**GIVEN RECORDS**
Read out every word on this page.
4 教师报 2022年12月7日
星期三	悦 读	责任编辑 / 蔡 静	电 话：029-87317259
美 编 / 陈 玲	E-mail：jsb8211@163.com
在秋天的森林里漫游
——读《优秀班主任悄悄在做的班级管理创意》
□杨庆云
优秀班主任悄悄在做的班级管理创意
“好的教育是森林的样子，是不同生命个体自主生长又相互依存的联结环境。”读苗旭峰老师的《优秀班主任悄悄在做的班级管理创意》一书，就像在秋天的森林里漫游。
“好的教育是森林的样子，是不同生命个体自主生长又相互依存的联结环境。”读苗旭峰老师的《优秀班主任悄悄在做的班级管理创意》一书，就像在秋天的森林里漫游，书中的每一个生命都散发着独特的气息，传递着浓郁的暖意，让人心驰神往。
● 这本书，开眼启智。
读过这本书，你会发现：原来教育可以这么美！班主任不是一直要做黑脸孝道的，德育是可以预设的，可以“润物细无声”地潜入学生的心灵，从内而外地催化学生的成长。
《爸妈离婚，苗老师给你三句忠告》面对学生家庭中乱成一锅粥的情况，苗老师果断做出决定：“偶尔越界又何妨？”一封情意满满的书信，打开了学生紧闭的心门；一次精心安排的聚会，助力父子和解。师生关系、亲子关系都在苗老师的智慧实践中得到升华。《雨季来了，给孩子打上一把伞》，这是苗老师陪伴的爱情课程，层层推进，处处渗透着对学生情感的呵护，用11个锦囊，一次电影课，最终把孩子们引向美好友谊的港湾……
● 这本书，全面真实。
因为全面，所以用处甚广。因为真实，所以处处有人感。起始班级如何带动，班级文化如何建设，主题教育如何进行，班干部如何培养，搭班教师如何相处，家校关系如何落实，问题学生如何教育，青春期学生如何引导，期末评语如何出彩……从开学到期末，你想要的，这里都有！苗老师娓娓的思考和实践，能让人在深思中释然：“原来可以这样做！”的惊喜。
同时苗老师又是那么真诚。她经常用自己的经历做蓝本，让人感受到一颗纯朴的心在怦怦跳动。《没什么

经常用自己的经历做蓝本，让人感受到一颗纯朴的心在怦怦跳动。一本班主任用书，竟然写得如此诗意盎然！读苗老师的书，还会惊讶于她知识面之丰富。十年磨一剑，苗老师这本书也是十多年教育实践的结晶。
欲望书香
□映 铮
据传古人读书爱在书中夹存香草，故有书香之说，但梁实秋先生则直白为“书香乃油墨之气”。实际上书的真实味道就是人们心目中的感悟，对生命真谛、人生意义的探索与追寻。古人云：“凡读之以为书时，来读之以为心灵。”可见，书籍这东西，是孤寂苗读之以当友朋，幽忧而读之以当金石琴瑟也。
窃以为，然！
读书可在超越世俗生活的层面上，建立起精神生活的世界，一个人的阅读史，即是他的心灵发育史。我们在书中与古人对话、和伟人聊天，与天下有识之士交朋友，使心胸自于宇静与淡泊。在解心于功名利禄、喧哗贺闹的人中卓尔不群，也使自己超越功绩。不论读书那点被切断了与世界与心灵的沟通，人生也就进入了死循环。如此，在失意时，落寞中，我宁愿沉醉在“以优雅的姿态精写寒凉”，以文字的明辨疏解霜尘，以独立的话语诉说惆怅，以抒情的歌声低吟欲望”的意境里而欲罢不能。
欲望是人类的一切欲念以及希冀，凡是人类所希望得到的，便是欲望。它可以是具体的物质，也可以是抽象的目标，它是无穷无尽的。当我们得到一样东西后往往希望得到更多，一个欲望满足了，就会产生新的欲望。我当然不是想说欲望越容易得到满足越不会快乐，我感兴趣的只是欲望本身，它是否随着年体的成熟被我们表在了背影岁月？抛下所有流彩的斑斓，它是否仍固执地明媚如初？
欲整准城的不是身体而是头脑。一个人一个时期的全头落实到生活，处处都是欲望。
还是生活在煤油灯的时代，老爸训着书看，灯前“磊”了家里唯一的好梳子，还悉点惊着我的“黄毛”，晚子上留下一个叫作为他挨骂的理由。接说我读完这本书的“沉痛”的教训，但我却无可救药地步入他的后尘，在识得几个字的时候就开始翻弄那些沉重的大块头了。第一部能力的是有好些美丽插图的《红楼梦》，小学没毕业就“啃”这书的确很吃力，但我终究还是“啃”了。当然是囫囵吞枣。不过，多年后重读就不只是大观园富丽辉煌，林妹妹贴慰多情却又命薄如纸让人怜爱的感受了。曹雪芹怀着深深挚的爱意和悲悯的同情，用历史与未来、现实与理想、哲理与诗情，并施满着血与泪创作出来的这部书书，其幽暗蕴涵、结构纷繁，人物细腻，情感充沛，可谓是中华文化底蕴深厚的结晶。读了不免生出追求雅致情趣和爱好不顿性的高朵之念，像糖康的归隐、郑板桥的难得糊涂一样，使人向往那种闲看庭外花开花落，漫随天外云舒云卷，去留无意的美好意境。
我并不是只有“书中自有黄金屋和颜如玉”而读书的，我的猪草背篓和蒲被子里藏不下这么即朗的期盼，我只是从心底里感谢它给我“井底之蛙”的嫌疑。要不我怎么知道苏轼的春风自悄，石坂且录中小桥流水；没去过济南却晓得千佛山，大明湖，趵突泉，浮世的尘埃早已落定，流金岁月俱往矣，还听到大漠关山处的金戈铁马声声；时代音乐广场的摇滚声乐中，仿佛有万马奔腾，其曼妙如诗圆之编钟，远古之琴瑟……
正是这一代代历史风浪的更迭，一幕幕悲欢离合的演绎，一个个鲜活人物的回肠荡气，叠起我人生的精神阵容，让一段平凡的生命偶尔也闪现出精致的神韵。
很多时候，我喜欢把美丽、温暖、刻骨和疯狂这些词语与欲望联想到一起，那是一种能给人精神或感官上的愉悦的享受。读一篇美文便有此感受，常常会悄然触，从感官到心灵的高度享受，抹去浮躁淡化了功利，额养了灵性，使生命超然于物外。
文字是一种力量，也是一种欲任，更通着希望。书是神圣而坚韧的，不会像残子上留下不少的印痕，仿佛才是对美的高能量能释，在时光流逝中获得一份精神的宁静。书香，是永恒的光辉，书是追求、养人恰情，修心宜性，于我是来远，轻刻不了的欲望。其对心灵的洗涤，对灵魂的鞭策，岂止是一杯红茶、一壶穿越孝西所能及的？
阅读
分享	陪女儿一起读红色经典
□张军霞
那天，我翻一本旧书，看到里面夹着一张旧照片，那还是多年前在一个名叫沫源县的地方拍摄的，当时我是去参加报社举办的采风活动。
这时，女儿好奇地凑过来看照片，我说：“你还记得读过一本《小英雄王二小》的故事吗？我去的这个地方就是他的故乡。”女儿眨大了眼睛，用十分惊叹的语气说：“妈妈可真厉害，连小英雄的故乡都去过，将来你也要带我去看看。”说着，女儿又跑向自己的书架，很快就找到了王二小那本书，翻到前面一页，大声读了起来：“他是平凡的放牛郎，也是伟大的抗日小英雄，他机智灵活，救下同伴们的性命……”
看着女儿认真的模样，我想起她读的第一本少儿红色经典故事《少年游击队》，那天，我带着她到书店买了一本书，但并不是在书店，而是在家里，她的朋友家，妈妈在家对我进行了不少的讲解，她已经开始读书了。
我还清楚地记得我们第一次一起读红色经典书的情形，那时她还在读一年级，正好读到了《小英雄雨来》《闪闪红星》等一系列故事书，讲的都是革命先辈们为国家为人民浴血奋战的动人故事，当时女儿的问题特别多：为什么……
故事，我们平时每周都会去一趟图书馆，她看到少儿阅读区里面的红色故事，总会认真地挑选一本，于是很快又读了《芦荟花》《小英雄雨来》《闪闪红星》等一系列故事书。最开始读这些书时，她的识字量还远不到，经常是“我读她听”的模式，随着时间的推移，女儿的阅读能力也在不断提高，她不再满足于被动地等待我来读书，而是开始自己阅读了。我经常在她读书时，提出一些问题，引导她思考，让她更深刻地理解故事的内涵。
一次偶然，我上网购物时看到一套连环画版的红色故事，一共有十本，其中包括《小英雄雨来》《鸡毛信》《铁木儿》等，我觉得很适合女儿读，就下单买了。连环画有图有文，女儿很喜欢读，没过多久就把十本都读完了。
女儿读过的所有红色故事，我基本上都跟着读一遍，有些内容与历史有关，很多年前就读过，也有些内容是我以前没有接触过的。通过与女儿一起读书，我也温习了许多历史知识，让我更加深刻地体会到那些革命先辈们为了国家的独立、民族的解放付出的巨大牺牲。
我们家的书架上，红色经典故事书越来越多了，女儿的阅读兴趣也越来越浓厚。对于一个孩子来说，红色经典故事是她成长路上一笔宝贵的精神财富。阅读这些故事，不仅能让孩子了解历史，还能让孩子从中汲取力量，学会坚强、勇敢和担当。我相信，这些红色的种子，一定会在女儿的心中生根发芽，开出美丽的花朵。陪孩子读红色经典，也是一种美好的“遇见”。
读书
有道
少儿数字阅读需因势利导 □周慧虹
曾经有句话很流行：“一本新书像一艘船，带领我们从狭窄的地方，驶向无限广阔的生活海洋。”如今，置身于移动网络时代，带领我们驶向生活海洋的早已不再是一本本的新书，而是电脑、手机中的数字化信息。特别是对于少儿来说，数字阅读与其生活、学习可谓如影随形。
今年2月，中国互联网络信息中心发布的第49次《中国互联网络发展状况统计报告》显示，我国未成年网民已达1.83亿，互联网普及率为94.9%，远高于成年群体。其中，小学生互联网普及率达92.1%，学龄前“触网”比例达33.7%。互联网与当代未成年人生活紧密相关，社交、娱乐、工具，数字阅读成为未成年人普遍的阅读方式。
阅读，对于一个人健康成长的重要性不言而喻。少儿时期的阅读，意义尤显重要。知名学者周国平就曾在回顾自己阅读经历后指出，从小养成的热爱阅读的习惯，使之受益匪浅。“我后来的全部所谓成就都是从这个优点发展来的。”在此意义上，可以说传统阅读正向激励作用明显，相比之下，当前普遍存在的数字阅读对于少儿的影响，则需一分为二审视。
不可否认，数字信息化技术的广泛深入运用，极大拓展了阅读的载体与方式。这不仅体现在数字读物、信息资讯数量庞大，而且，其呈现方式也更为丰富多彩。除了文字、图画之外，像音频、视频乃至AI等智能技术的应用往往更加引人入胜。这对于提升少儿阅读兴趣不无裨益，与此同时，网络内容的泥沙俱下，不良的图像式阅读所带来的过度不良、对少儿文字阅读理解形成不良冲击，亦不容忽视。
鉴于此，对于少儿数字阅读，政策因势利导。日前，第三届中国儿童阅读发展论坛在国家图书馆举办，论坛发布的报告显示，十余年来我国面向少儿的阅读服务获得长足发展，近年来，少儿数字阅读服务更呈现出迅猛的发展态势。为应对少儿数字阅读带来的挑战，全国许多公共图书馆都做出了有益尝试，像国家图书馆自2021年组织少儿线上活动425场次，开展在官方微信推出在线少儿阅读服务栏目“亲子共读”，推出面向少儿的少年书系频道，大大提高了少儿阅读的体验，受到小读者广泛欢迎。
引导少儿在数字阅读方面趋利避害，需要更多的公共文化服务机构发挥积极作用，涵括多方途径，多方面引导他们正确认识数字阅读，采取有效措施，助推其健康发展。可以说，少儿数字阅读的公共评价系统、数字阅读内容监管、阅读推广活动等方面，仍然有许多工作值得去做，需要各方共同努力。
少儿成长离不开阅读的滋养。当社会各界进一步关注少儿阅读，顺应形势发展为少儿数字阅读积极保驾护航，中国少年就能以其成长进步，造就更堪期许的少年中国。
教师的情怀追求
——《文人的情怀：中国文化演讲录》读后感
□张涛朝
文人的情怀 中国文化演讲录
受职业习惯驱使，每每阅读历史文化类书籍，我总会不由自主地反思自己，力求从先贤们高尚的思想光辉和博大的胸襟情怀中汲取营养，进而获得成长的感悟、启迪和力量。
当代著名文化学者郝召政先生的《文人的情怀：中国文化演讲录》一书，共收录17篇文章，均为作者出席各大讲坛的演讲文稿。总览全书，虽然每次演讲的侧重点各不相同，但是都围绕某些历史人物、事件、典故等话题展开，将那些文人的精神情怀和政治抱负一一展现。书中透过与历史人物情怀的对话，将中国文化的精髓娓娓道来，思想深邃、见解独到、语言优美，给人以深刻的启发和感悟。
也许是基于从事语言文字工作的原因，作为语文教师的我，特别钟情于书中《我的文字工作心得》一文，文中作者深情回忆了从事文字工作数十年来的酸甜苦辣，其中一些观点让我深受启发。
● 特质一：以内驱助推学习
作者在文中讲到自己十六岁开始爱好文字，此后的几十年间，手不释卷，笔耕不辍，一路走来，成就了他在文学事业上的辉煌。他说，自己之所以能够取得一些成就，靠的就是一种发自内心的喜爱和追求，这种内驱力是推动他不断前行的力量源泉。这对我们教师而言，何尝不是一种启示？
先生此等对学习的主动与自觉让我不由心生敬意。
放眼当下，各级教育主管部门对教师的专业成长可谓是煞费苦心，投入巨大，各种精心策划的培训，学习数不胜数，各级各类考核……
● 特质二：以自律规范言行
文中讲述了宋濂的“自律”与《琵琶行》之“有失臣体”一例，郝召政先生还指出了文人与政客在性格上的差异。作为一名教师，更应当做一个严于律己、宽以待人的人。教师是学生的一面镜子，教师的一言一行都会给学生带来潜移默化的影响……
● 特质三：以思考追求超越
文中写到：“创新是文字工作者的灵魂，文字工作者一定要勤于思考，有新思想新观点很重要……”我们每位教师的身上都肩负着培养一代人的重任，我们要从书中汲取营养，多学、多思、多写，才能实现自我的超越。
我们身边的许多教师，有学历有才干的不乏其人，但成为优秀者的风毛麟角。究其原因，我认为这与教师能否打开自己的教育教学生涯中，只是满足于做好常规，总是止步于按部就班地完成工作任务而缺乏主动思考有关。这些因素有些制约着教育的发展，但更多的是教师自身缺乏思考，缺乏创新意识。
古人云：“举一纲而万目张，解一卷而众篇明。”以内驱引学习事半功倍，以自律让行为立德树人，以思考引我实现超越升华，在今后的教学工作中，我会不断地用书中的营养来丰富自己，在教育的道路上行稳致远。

**REQUIREMENTS**
Pick out every line above that contains the word "文人的情怀" and copy it.

**SOLUTION**
——《文人的情怀：中国文化演讲录》读后感
文人的情怀 中国文化演讲录
当代著名文化学者郝召政先生的《文人的情怀：中国文化演讲录》一书，共收录17篇文章，均为作者出席各大讲坛的演讲文稿。总览全书，虽然每次演讲的侧重点各不相同，但是都围绕某些历史人物、事件、典故等话题展开，将那些文人的精神情怀和政治抱负一一展现。书中透过与历史人物情怀的对话，将中国文化的精髓娓娓道来，思想深邃、见解独到、语言优美，给人以深刻的启发和感悟。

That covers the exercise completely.